* **WHAT THE TASK ASKS**:
What is the number of lines in the entries that include the word "תמיד"? Respond with the number only.

* **Dataset entries**:

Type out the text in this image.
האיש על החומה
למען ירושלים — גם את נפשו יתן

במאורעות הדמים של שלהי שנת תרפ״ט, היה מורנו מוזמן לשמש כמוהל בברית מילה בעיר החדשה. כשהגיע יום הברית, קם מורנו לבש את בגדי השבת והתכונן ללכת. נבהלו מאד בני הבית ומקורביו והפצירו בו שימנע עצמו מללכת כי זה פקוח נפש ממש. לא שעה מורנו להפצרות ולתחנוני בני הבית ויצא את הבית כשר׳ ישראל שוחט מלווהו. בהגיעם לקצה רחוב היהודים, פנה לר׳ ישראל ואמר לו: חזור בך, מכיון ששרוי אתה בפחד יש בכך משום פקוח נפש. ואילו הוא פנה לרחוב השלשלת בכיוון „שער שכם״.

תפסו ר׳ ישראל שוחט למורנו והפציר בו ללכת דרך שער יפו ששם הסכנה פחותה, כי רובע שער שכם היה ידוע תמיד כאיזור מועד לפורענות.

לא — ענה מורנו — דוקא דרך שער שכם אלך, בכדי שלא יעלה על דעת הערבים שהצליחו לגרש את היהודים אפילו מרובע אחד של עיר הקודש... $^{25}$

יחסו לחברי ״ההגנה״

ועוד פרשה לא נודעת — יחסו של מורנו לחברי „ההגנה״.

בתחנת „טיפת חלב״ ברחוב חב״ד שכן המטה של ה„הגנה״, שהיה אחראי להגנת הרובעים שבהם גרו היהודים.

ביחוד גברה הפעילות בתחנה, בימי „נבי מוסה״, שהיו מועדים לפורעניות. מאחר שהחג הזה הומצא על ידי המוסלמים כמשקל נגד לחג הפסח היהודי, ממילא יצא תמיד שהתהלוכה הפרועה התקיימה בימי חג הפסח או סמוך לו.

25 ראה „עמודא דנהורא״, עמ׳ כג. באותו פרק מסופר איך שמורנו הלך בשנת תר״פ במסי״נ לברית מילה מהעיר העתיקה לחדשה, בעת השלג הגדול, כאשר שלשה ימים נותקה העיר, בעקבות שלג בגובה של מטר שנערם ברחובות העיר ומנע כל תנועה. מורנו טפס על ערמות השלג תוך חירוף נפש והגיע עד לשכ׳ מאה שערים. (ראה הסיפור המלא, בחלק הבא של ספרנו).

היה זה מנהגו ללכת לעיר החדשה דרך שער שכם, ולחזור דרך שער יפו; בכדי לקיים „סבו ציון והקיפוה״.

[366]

* **RESPONSE FOR THIS EXERCISE**:
2